Listing —
○ ○ ○ ○ ○

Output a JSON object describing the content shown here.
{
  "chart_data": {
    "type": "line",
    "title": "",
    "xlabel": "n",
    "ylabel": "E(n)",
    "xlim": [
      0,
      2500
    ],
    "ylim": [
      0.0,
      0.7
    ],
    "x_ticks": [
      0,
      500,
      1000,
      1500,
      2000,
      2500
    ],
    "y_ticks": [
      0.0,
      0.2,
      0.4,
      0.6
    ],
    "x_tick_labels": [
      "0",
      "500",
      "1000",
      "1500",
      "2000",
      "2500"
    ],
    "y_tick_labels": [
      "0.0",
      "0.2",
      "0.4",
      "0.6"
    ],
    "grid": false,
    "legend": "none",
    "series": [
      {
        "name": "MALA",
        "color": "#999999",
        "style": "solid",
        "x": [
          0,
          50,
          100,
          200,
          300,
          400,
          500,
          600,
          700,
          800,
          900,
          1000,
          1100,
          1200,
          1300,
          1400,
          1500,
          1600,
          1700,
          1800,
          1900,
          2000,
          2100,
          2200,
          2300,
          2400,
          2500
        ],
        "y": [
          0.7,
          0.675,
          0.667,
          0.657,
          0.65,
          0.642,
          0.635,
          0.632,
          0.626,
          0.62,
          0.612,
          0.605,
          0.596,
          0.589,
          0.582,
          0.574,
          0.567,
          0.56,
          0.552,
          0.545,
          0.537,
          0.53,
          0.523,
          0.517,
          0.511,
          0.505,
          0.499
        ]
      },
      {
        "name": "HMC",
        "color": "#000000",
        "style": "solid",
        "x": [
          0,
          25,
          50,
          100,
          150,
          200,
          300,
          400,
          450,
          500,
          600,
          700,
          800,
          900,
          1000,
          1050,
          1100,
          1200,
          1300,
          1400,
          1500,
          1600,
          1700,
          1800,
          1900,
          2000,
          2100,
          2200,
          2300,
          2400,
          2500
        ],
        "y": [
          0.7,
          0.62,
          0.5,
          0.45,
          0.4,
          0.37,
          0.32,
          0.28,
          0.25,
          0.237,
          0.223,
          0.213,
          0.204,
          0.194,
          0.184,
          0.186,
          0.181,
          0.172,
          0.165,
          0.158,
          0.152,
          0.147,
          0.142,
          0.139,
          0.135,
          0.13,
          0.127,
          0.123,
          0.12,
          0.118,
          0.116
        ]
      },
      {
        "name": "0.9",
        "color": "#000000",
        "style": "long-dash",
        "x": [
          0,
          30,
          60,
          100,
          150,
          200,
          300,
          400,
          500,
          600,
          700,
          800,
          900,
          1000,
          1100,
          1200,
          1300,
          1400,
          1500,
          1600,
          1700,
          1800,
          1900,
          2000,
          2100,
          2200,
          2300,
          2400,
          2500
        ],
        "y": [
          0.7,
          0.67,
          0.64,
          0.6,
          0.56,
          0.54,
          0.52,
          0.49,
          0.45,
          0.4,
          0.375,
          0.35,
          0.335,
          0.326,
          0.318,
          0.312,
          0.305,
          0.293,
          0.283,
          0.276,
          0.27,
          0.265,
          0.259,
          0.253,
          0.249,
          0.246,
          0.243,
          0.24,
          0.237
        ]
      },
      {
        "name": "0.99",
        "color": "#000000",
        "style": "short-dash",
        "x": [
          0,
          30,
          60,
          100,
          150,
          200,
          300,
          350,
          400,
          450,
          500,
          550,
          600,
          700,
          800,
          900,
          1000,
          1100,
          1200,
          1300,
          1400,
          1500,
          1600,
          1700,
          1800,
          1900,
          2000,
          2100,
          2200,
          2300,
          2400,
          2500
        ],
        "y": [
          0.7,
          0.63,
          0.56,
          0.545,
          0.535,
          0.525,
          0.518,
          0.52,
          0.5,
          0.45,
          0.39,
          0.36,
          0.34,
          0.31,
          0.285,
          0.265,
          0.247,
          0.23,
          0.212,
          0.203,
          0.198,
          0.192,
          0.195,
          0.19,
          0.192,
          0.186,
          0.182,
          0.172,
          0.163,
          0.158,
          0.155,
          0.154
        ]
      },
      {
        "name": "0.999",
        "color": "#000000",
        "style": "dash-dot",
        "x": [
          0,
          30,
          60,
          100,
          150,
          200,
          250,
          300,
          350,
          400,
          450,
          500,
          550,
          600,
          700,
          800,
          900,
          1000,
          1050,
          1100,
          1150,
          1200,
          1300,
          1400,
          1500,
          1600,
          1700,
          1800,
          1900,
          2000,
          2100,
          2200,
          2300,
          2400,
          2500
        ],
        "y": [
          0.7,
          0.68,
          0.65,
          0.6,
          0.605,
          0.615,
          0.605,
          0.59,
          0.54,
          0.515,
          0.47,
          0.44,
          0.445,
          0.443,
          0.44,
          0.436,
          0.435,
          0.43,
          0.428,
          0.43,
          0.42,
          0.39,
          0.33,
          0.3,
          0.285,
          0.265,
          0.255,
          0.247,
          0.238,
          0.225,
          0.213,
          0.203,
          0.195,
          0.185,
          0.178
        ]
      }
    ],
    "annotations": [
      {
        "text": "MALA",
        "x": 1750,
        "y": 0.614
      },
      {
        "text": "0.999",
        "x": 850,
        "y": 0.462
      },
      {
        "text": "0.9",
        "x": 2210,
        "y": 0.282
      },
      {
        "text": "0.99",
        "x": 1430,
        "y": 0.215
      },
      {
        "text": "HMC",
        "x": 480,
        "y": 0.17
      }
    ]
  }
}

○ ○ ○ ○ ○

What is expected — Make an exact copy of every entry.

Expected output —
Output a JSON object describing the content shown here.
{
  "chart_data": {
    "type": "line",
    "title": "",
    "xlabel": "n",
    "ylabel": "E(n)",
    "xlim": [
      0,
      2500
    ],
    "ylim": [
      0.0,
      0.7
    ],
    "x_ticks": [
      0,
      500,
      1000,
      1500,
      2000,
      2500
    ],
    "y_ticks": [
      0.0,
      0.2,
      0.4,
      0.6
    ],
    "x_tick_labels": [
      "0",
      "500",
      "1000",
      "1500",
      "2000",
      "2500"
    ],
    "y_tick_labels": [
      "0.0",
      "0.2",
      "0.4",
      "0.6"
    ],
    "grid": false,
    "legend": "none",
    "series": [
      {
        "name": "MALA",
        "color": "#999999",
        "style": "solid",
        "x": [
          0,
          50,
          100,
          200,
          300,
          400,
          500,
          600,
          700,
          800,
          900,
          1000,
          1100,
          1200,
          1300,
          1400,
          1500,
          1600,
          1700,
          1800,
          1900,
          2000,
          2100,
          2200,
          2300,
          2400,
          2500
        ],
        "y": [
          0.7,
          0.675,
          0.667,
          0.657,
          0.65,
          0.642,
          0.635,
          0.632,
          0.626,
          0.62,
          0.612,
          0.605,
          0.596,
          0.589,
          0.582,
          0.574,
          0.567,
          0.56,
          0.552,
          0.545,
          0.537,
          0.53,
          0.523,
          0.517,
          0.511,
          0.505,
          0.499
        ]
      },
      {
        "name": "HMC",
        "color": "#000000",
        "style": "solid",
        "x": [
          0,
          25,
          50,
          100,
          150,
          200,
          300,
          400,
          450,
          500,
          600,
          700,
          800,
          900,
          1000,
          1050,
          1100,
          1200,
          1300,
          1400,
          1500,
          1600,
          1700,
          1800,
          1900,
          2000,
          2100,
          2200,
          2300,
          2400,
          2500
        ],
        "y": [
          0.7,
          0.62,
          0.5,
          0.45,
          0.4,
          0.37,
          0.32,
          0.28,
          0.25,
          0.237,
          0.223,
          0.213,
          0.204,
          0.194,
          0.184,
          0.186,
          0.181,
          0.172,
          0.165,
          0.158,
          0.152,
          0.147,
          0.142,
          0.139,
          0.135,
          0.13,
          0.127,
          0.123,
          0.12,
          0.118,
          0.116
        ]
      },
      {
        "name": "0.9",
        "color": "#000000",
        "style": "long-dash",
        "x": [
          0,
          30,
          60,
          100,
          150,
          200,
          300,
          400,
          500,
          600,
          700,
          800,
          900,
          1000,
          1100,
          1200,
          1300,
          1400,
          1500,
          1600,
          1700,
          1800,
          1900,
          2000,
          2100,
          2200,
          2300,
          2400,
          2500
        ],
        "y": [
          0.7,
          0.67,
          0.64,
          0.6,
          0.56,
          0.54,
          0.52,
          0.49,
          0.45,
          0.4,
          0.375,
          0.35,
          0.335,
          0.326,
          0.318,
          0.312,
          0.305,
          0.293,
          0.283,
          0.276,
          0.27,
          0.265,
          0.259,
          0.253,
          0.249,
          0.246,
          0.243,
          0.24,
          0.237
        ]
      },
      {
        "name": "0.99",
        "color": "#000000",
        "style": "short-dash",
        "x": [
          0,
          30,
          60,
          100,
          150,
          200,
          300,
          350,
          400,
          450,
          500,
          550,
          600,
          700,
          800,
          900,
          1000,
          1100,
          1200,
          1300,
          1400,
          1500,
          1600,
          1700,
          1800,
          1900,
          2000,
          2100,
          2200,
          2300,
          2400,
          2500
        ],
        "y": [
          0.7,
          0.63,
          0.56,
          0.545,
          0.535,
          0.525,
          0.518,
          0.52,
          0.5,
          0.45,
          0.39,
          0.36,
          0.34,
          0.31,
          0.285,
          0.265,
          0.247,
          0.23,
          0.212,
          0.203,
          0.198,
          0.192,
          0.195,
          0.19,
          0.192,
          0.186,
          0.182,
          0.172,
          0.163,
          0.158,
          0.155,
          0.154
        ]
      },
      {
        "name": "0.999",
        "color": "#000000",
        "style": "dash-dot",
        "x": [
          0,
          30,
          60,
          100,
          150,
          200,
          250,
          300,
          350,
          400,
          450,
          500,
          550,
          600,
          700,
          800,
          900,
          1000,
          1050,
          1100,
          1150,
          1200,
          1300,
          1400,
          1500,
          1600,
          1700,
          1800,
          1900,
          2000,
          2100,
          2200,
          2300,
          2400,
          2500
        ],
        "y": [
          0.7,
          0.68,
          0.65,
          0.6,
          0.605,
          0.615,
          0.605,
          0.59,
          0.54,
          0.515,
          0.47,
          0.44,
          0.445,
          0.443,
          0.44,
          0.436,
          0.435,
          0.43,
          0.428,
          0.43,
          0.42,
          0.39,
          0.33,
          0.3,
          0.285,
          0.265,
          0.255,
          0.247,
          0.238,
          0.225,
          0.213,
          0.203,
          0.195,
          0.185,
          0.178
        ]
      }
    ],
    "annotations": [
      {
        "text": "MALA",
        "x": 1750,
        "y": 0.614
      },
      {
        "text": "0.999",
        "x": 850,
        "y": 0.462
      },
      {
        "text": "0.9",
        "x": 2210,
        "y": 0.282
      },
      {
        "text": "0.99",
        "x": 1430,
        "y": 0.215
      },
      {
        "text": "HMC",
        "x": 480,
        "y": 0.17
      }
    ]
  }
}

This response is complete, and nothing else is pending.